======== DATASET EXCERPTS
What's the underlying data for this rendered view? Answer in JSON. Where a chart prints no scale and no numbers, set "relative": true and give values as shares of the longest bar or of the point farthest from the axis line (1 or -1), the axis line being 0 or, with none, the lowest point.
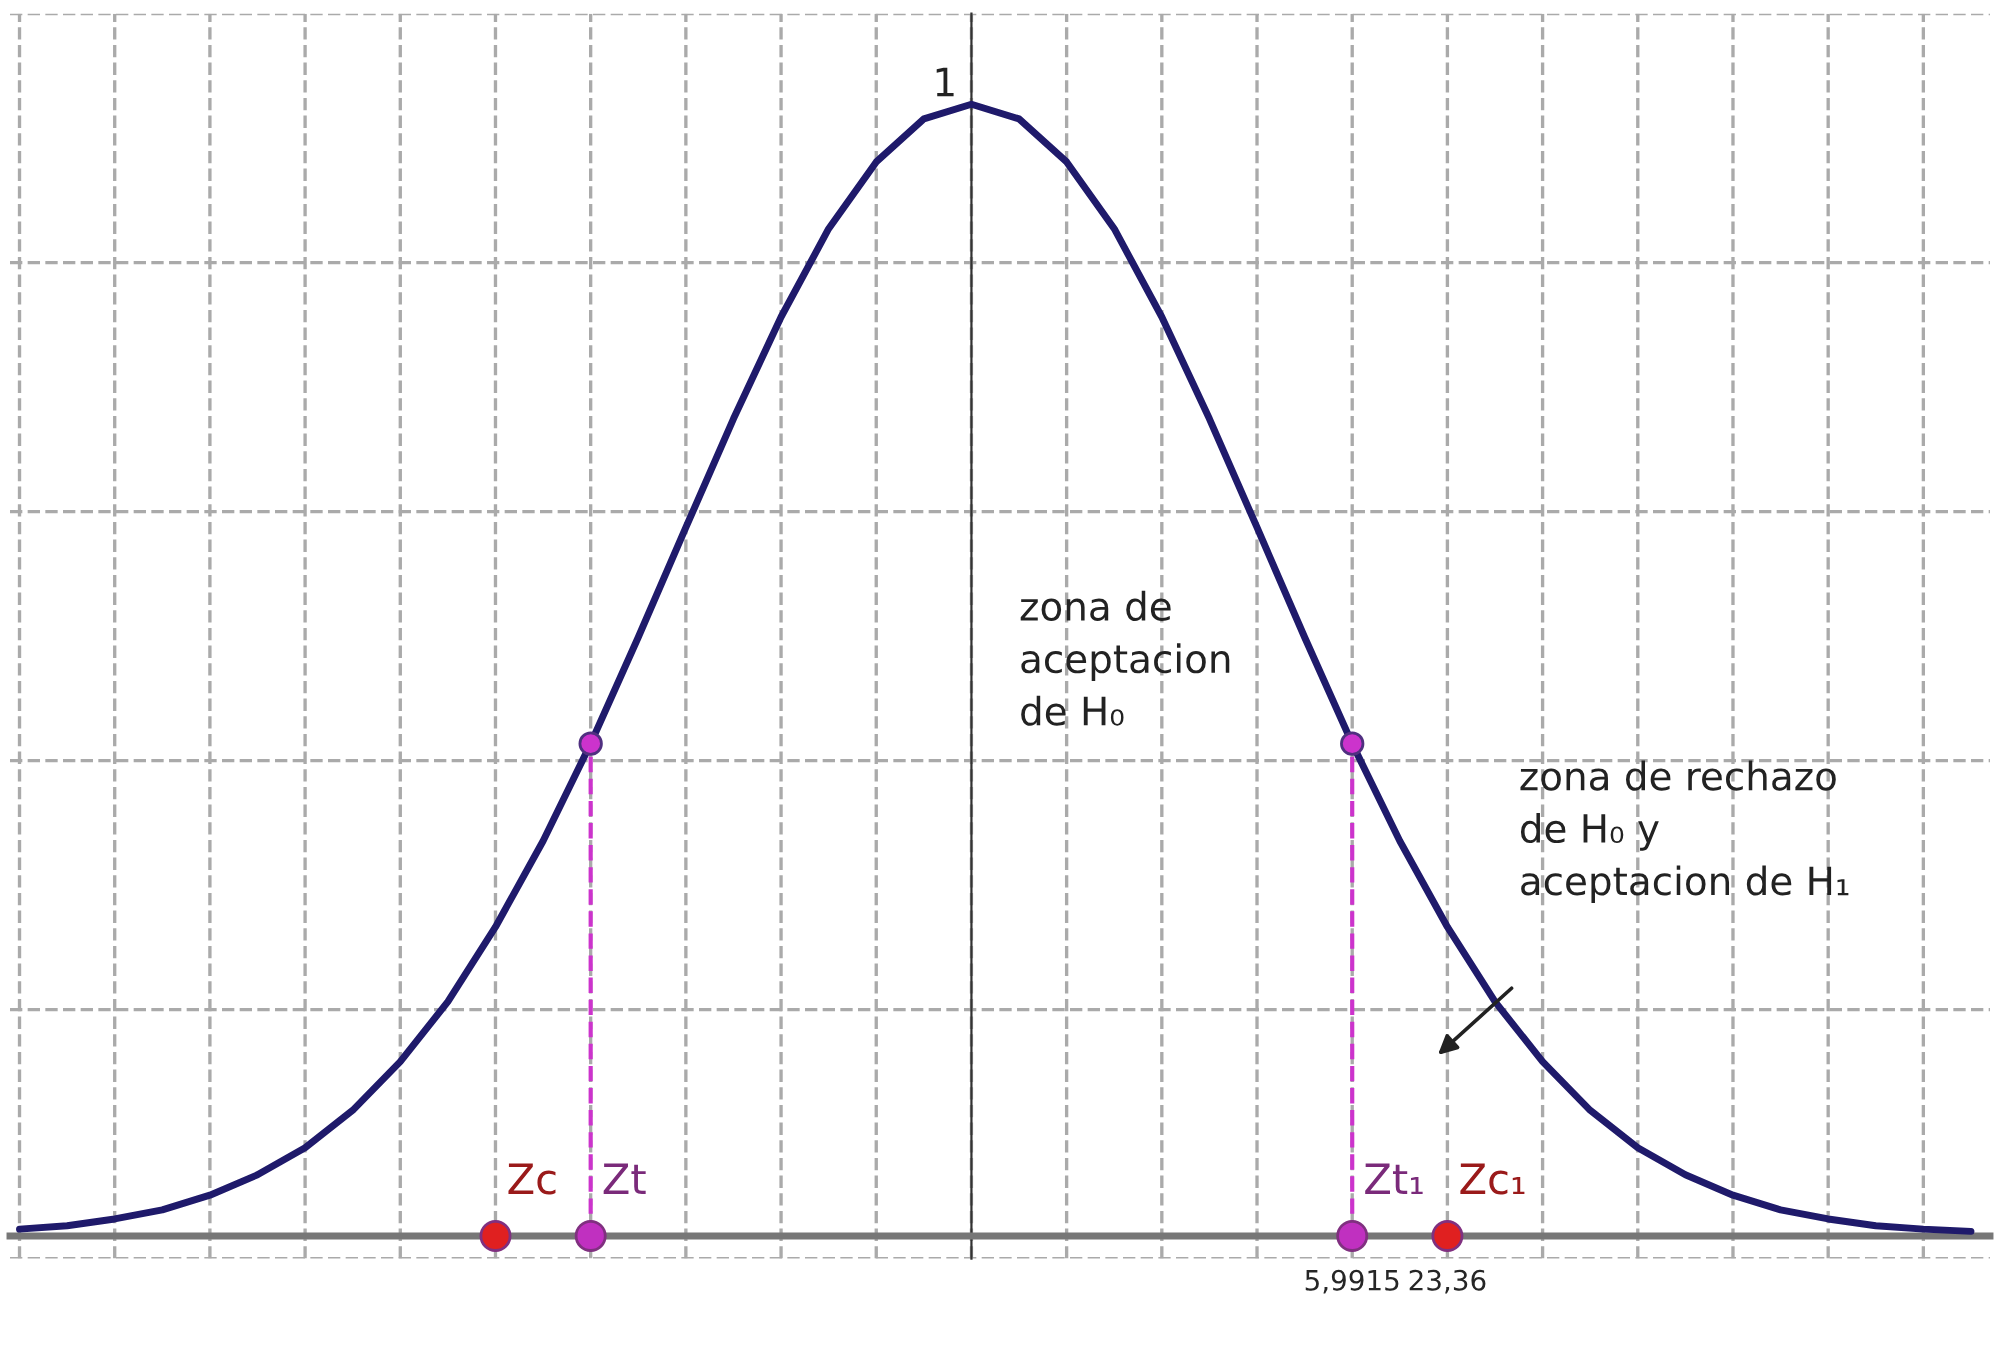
{
  "chart_data": {
    "type": "line",
    "relative": true,
    "grid": true,
    "categories": [
      null,
      null,
      null,
      null,
      null,
      null,
      null,
      null,
      null,
      null,
      null,
      null,
      null,
      null,
      null,
      null,
      null,
      null,
      null,
      null,
      null,
      null,
      null,
      null,
      null,
      null,
      null,
      null,
      "5,9915",
      null,
      "23,36",
      null,
      null,
      null,
      null,
      null,
      null,
      null,
      null,
      null,
      null,
      null
    ],
    "series": [
      {
        "color": "#1f1a6b",
        "values": [
          0.006,
          0.009,
          0.015,
          0.023,
          0.036,
          0.054,
          0.078,
          0.111,
          0.154,
          0.207,
          0.273,
          0.349,
          0.435,
          0.529,
          0.626,
          0.722,
          0.812,
          0.89,
          0.949,
          0.987,
          1,
          0.987,
          0.949,
          0.89,
          0.812,
          0.722,
          0.626,
          0.529,
          0.435,
          0.349,
          0.273,
          0.207,
          0.154,
          0.111,
          0.078,
          0.054,
          0.036,
          0.023,
          0.015,
          0.009,
          0.006,
          0.004
        ]
      },
      {
        "type": "lollipop",
        "color": "#cc33cc",
        "marker": "circle",
        "line_style": "dashed",
        "values": [
          null,
          null,
          null,
          null,
          null,
          null,
          null,
          null,
          null,
          null,
          null,
          null,
          0.435,
          null,
          null,
          null,
          null,
          null,
          null,
          null,
          null,
          null,
          null,
          null,
          null,
          null,
          null,
          null,
          0.435,
          null,
          null,
          null,
          null,
          null,
          null,
          null,
          null,
          null,
          null,
          null,
          null,
          null
        ]
      },
      {
        "type": "scatter",
        "name": "Zc",
        "color": "#e02020",
        "marker": "circle",
        "values": [
          null,
          null,
          null,
          null,
          null,
          null,
          null,
          null,
          null,
          null,
          0,
          null,
          null,
          null,
          null,
          null,
          null,
          null,
          null,
          null,
          null,
          null,
          null,
          null,
          null,
          null,
          null,
          null,
          null,
          null,
          null,
          null,
          null,
          null,
          null,
          null,
          null,
          null,
          null,
          null,
          null,
          null
        ]
      },
      {
        "type": "scatter",
        "name": "Zt",
        "color": "#c030c0",
        "marker": "circle",
        "values": [
          null,
          null,
          null,
          null,
          null,
          null,
          null,
          null,
          null,
          null,
          null,
          null,
          0,
          null,
          null,
          null,
          null,
          null,
          null,
          null,
          null,
          null,
          null,
          null,
          null,
          null,
          null,
          null,
          null,
          null,
          null,
          null,
          null,
          null,
          null,
          null,
          null,
          null,
          null,
          null,
          null,
          null
        ]
      },
      {
        "type": "scatter",
        "name": "Zt₁",
        "color": "#c030c0",
        "marker": "circle",
        "values": [
          null,
          null,
          null,
          null,
          null,
          null,
          null,
          null,
          null,
          null,
          null,
          null,
          null,
          null,
          null,
          null,
          null,
          null,
          null,
          null,
          null,
          null,
          null,
          null,
          null,
          null,
          null,
          null,
          0,
          null,
          null,
          null,
          null,
          null,
          null,
          null,
          null,
          null,
          null,
          null,
          null,
          null
        ]
      },
      {
        "type": "scatter",
        "name": "Zc₁",
        "color": "#e02020",
        "marker": "circle",
        "values": [
          null,
          null,
          null,
          null,
          null,
          null,
          null,
          null,
          null,
          null,
          null,
          null,
          null,
          null,
          null,
          null,
          null,
          null,
          null,
          null,
          null,
          null,
          null,
          null,
          null,
          null,
          null,
          null,
          null,
          null,
          0,
          null,
          null,
          null,
          null,
          null,
          null,
          null,
          null,
          null,
          null,
          null
        ]
      }
    ],
    "annotations": [
      "1",
      "zona de\naceptacion\nde H₀",
      "zona de rechazo\nde H₀ y\naceptacion de H₁"
    ]
  }
}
================
§ PROBLEM REQUIREMENTS: Where a line of the entries contains the word "naceptacion", copy that line.

§ TASK RESPONSE:
      "zona de\naceptacion\nde H₀",
      "zona de rechazo\nde H₀ y\naceptacion de H₁"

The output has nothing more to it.